In the listing that follows, how many lines contain "últimos"? Give the number only.

> _Extracted entries_:
[Begin]
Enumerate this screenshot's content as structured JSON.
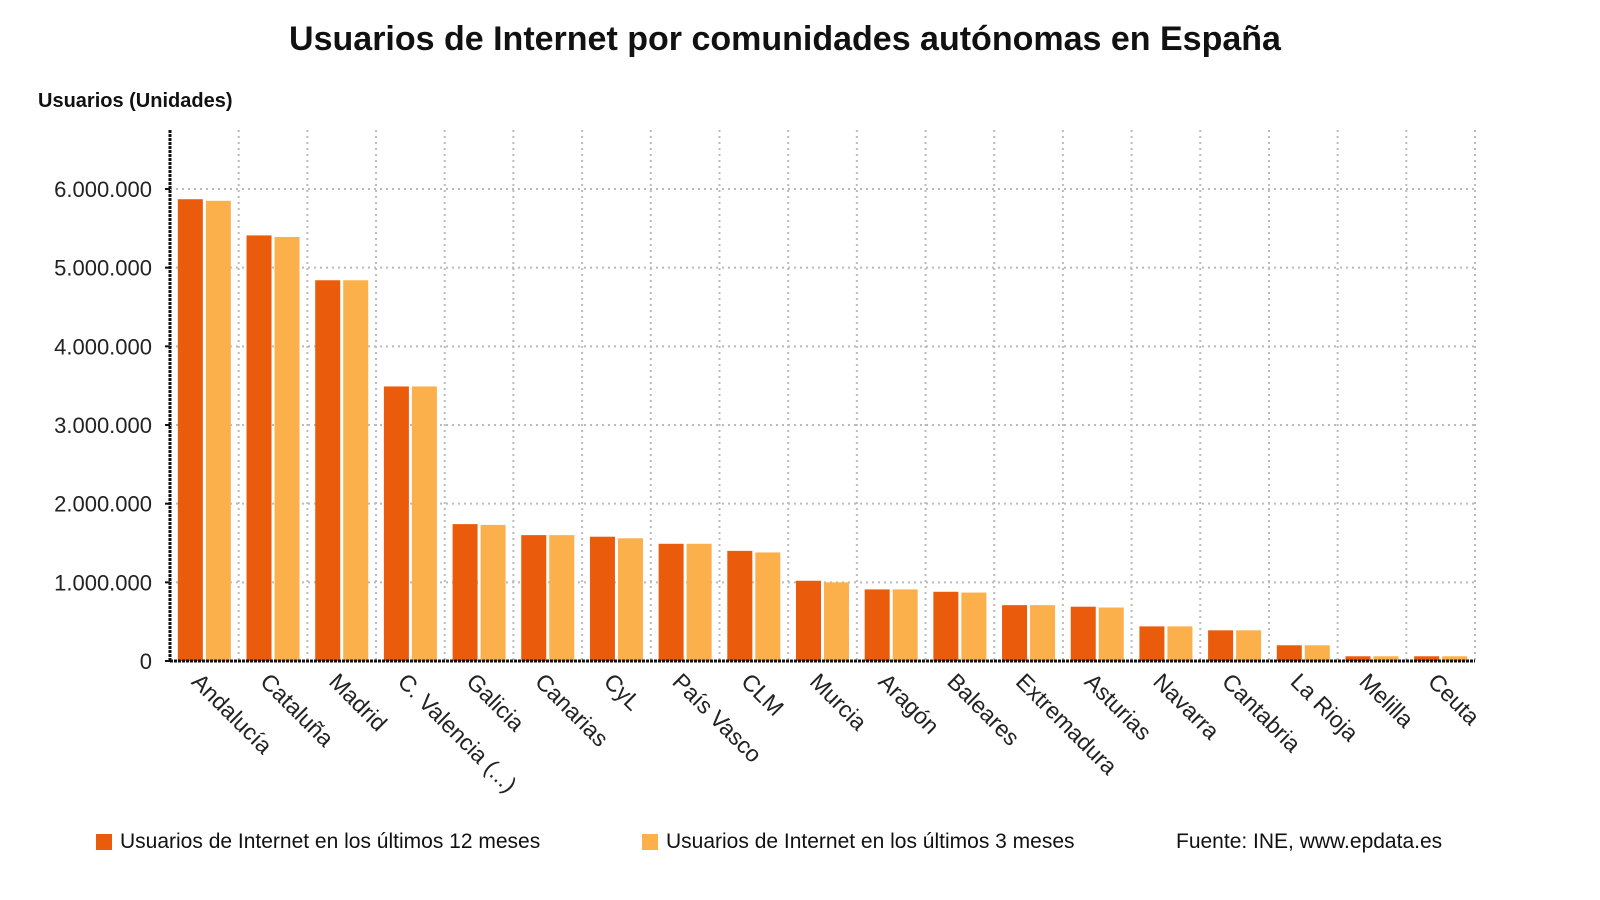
{
  "chart_data": {
    "type": "bar",
    "title": "Usuarios de Internet por comunidades autónomas en España",
    "ylabel": "Usuarios (Unidades)",
    "xlabel": "",
    "ylim": [
      0,
      6700000
    ],
    "yticks": [
      0,
      1000000,
      2000000,
      3000000,
      4000000,
      5000000,
      6000000
    ],
    "ytick_labels": [
      "0",
      "1.000.000",
      "2.000.000",
      "3.000.000",
      "4.000.000",
      "5.000.000",
      "6.000.000"
    ],
    "grid": true,
    "legend_position": "bottom",
    "categories": [
      "Andalucía",
      "Cataluña",
      "Madrid",
      "C. Valencia (...)",
      "Galicia",
      "Canarias",
      "CyL",
      "País Vasco",
      "CLM",
      "Murcia",
      "Aragón",
      "Baleares",
      "Extremadura",
      "Asturias",
      "Navarra",
      "Cantabria",
      "La Rioja",
      "Melilla",
      "Ceuta"
    ],
    "series": [
      {
        "name": "Usuarios de Internet en los últimos 12 meses",
        "color": "#ea5b0c",
        "values": [
          5870000,
          5410000,
          4840000,
          3490000,
          1740000,
          1600000,
          1580000,
          1490000,
          1400000,
          1020000,
          910000,
          880000,
          710000,
          690000,
          440000,
          390000,
          200000,
          60000,
          60000
        ]
      },
      {
        "name": "Usuarios de Internet en los últimos 3 meses",
        "color": "#fbb04c",
        "values": [
          5850000,
          5390000,
          4840000,
          3490000,
          1730000,
          1600000,
          1560000,
          1490000,
          1380000,
          1000000,
          910000,
          870000,
          710000,
          680000,
          440000,
          390000,
          200000,
          60000,
          60000
        ]
      }
    ],
    "source": "Fuente: INE, www.epdata.es"
  }
}
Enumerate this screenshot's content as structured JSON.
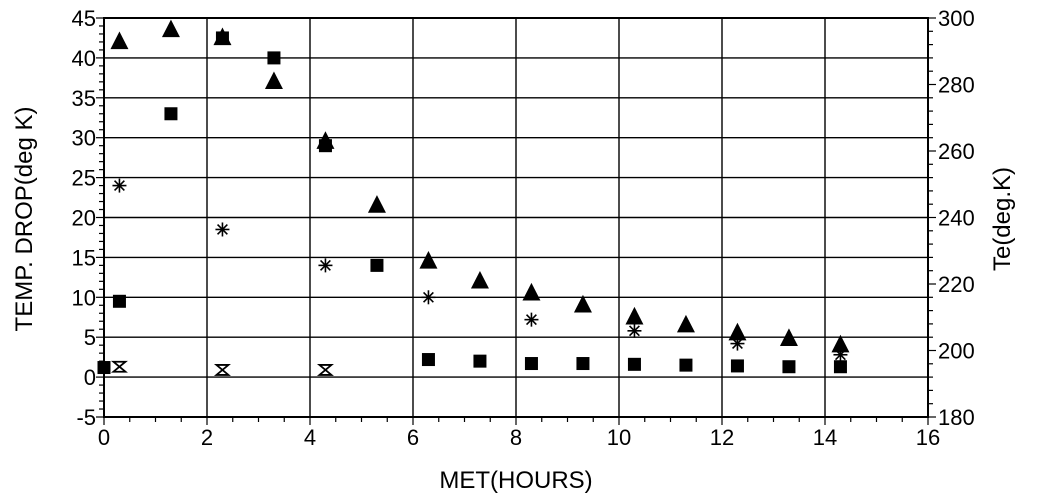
{
  "chart_data": {
    "type": "scatter",
    "title": "",
    "xlabel": "MET(HOURS)",
    "ylabel": "TEMP. DROP(deg K)",
    "y2label": "Te(deg.K)",
    "xlim": [
      0,
      16
    ],
    "ylim": [
      -5,
      45
    ],
    "y2lim": [
      180,
      300
    ],
    "xticks": [
      0,
      2,
      4,
      6,
      8,
      10,
      12,
      14,
      16
    ],
    "yticks": [
      -5,
      0,
      5,
      10,
      15,
      20,
      25,
      30,
      35,
      40,
      45
    ],
    "y2ticks": [
      180,
      200,
      220,
      240,
      260,
      280,
      300
    ],
    "grid": "horizontal and vertical lines at major ticks",
    "series": [
      {
        "marker": "square",
        "x": [
          0.0,
          0.3,
          1.3,
          2.3,
          3.3,
          4.3,
          5.3,
          6.3,
          7.3,
          8.3,
          9.3,
          10.3,
          11.3,
          12.3,
          13.3,
          14.3
        ],
        "y": [
          1.2,
          9.5,
          33,
          42.5,
          40,
          29,
          14,
          2.2,
          2.0,
          1.7,
          1.7,
          1.6,
          1.5,
          1.4,
          1.3,
          1.3
        ]
      },
      {
        "marker": "triangle",
        "x": [
          0.3,
          1.3,
          2.3,
          3.3,
          4.3,
          5.3,
          6.3,
          7.3,
          8.3,
          9.3,
          10.3,
          11.3,
          12.3,
          13.3,
          14.3
        ],
        "y": [
          42,
          43.5,
          42.5,
          37,
          29.5,
          21.5,
          14.5,
          12,
          10.5,
          9,
          7.5,
          6.5,
          5.5,
          4.8,
          4.0
        ]
      },
      {
        "marker": "asterisk",
        "x": [
          0.3,
          2.3,
          4.3,
          6.3,
          8.3,
          10.3,
          12.3,
          14.3
        ],
        "y": [
          24,
          18.5,
          14,
          10,
          7.2,
          5.8,
          4.2,
          2.8
        ]
      },
      {
        "marker": "hourglass",
        "x": [
          0.3,
          2.3,
          4.3
        ],
        "y": [
          1.3,
          0.9,
          0.9
        ]
      }
    ]
  }
}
[End]
> _Answer to this problem_: 2